§ **SUPPLIED ENTRIES**:

★ ★ ★ ★ ★

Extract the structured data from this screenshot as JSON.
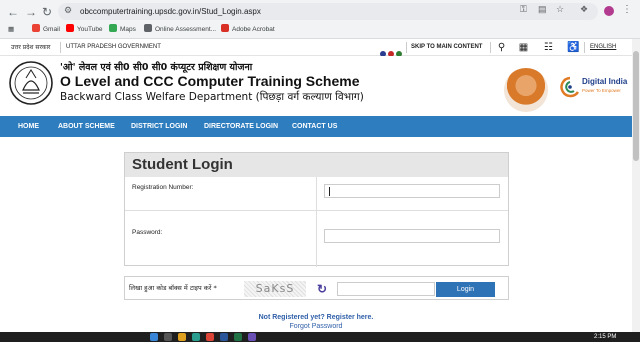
{
  "browser": {
    "url": "obccomputertraining.upsdc.gov.in/Stud_Login.aspx",
    "bookmarks": [
      "Gmail",
      "YouTube",
      "Maps",
      "Online Assessment...",
      "Adobe Acrobat"
    ]
  },
  "govbar": {
    "state_hindi": "उत्तर प्रदेश सरकार",
    "state_english": "UTTAR PRADESH GOVERNMENT",
    "skip": "SKIP TO MAIN CONTENT",
    "language": "ENGLISH"
  },
  "header": {
    "hindi_title": "'ओ' लेवल एवं सी0 सी0 सी0 कंप्यूटर प्रशिक्षण योजना",
    "title": "O Level and CCC Computer Training Scheme",
    "subtitle": "Backward Class Welfare Department (पिछड़ा वर्ग कल्याण विभाग)",
    "digital_india": "Digital India",
    "digital_india_tag": "Power To Empower"
  },
  "nav": {
    "items": [
      "HOME",
      "ABOUT SCHEME",
      "DISTRICT LOGIN",
      "DIRECTORATE LOGIN",
      "CONTACT US"
    ]
  },
  "login": {
    "title": "Student Login",
    "registration_label": "Registration Number:",
    "password_label": "Password:",
    "captcha_label": "लिखा हुआ कोड बॉक्स में टाइप करें *",
    "captcha_text": "SaKsS",
    "login_button": "Login",
    "register_link": "Not Registered yet? Register here.",
    "forgot_link": "Forgot Password"
  },
  "taskbar": {
    "time": "2:15 PM"
  },
  "colors": {
    "nav_bg": "#2e7dbf",
    "login_button": "#2e73b6",
    "link": "#2f5fa8"
  }
}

★ ★ ★ ★ ★

Wherever the string "Password" appears in the entries above, list that line.

    "password_label": "Password:",
    "forgot_link": "Forgot Password"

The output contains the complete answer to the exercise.